### PROBLEM
Print each of the entries exactly, leaving nothing out.
☆ ☆ ☆ ☆ ☆ ☆ ☆
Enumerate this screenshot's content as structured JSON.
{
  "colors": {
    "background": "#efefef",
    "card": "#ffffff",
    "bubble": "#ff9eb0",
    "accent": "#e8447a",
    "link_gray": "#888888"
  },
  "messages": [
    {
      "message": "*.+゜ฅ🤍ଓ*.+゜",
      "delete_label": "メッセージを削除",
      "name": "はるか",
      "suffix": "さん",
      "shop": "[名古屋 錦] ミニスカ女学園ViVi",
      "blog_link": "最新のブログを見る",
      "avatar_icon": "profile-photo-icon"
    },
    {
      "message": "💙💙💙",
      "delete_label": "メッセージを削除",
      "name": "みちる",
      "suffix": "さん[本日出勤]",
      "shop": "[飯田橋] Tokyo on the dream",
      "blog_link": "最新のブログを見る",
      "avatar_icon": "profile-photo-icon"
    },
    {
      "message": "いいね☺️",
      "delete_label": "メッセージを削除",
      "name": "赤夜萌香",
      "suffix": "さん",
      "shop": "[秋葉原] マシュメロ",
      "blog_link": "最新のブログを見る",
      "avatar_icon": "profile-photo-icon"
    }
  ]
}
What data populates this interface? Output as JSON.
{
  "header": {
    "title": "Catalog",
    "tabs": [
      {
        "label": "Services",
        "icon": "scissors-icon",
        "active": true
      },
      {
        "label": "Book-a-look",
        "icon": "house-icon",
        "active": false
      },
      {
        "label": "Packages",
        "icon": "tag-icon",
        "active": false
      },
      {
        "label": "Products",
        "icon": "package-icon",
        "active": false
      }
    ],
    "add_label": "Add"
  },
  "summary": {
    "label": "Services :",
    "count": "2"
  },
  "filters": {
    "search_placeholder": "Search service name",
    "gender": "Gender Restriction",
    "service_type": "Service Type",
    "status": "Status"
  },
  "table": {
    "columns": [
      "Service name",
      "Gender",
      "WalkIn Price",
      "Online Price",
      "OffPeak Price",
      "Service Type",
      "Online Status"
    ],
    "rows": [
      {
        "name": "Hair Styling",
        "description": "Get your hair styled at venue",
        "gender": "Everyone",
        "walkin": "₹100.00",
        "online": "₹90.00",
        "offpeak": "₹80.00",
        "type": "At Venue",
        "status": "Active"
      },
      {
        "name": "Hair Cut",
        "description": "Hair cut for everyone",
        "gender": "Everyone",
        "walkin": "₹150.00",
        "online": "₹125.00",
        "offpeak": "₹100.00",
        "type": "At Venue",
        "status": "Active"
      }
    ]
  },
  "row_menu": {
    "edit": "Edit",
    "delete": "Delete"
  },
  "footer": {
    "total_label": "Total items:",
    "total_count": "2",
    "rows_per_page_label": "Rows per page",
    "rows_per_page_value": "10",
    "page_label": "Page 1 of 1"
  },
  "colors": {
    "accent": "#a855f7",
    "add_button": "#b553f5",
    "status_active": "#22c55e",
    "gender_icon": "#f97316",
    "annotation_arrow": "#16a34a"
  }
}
☆ ☆ ☆ ☆ ☆ ☆ ☆
### THE RESULT
Enumerate this screenshot's content as structured JSON.
{
  "colors": {
    "background": "#efefef",
    "card": "#ffffff",
    "bubble": "#ff9eb0",
    "accent": "#e8447a",
    "link_gray": "#888888"
  },
  "messages": [
    {
      "message": "*.+゜ฅ🤍ଓ*.+゜",
      "delete_label": "メッセージを削除",
      "name": "はるか",
      "suffix": "さん",
      "shop": "[名古屋 錦] ミニスカ女学園ViVi",
      "blog_link": "最新のブログを見る",
      "avatar_icon": "profile-photo-icon"
    },
    {
      "message": "💙💙💙",
      "delete_label": "メッセージを削除",
      "name": "みちる",
      "suffix": "さん[本日出勤]",
      "shop": "[飯田橋] Tokyo on the dream",
      "blog_link": "最新のブログを見る",
      "avatar_icon": "profile-photo-icon"
    },
    {
      "message": "いいね☺️",
      "delete_label": "メッセージを削除",
      "name": "赤夜萌香",
      "suffix": "さん",
      "shop": "[秋葉原] マシュメロ",
      "blog_link": "最新のブログを見る",
      "avatar_icon": "profile-photo-icon"
    }
  ]
}
What data populates this interface? Output as JSON.
{
  "header": {
    "title": "Catalog",
    "tabs": [
      {
        "label": "Services",
        "icon": "scissors-icon",
        "active": true
      },
      {
        "label": "Book-a-look",
        "icon": "house-icon",
        "active": false
      },
      {
        "label": "Packages",
        "icon": "tag-icon",
        "active": false
      },
      {
        "label": "Products",
        "icon": "package-icon",
        "active": false
      }
    ],
    "add_label": "Add"
  },
  "summary": {
    "label": "Services :",
    "count": "2"
  },
  "filters": {
    "search_placeholder": "Search service name",
    "gender": "Gender Restriction",
    "service_type": "Service Type",
    "status": "Status"
  },
  "table": {
    "columns": [
      "Service name",
      "Gender",
      "WalkIn Price",
      "Online Price",
      "OffPeak Price",
      "Service Type",
      "Online Status"
    ],
    "rows": [
      {
        "name": "Hair Styling",
        "description": "Get your hair styled at venue",
        "gender": "Everyone",
        "walkin": "₹100.00",
        "online": "₹90.00",
        "offpeak": "₹80.00",
        "type": "At Venue",
        "status": "Active"
      },
      {
        "name": "Hair Cut",
        "description": "Hair cut for everyone",
        "gender": "Everyone",
        "walkin": "₹150.00",
        "online": "₹125.00",
        "offpeak": "₹100.00",
        "type": "At Venue",
        "status": "Active"
      }
    ]
  },
  "row_menu": {
    "edit": "Edit",
    "delete": "Delete"
  },
  "footer": {
    "total_label": "Total items:",
    "total_count": "2",
    "rows_per_page_label": "Rows per page",
    "rows_per_page_value": "10",
    "page_label": "Page 1 of 1"
  },
  "colors": {
    "accent": "#a855f7",
    "add_button": "#b553f5",
    "status_active": "#22c55e",
    "gender_icon": "#f97316",
    "annotation_arrow": "#16a34a"
  }
}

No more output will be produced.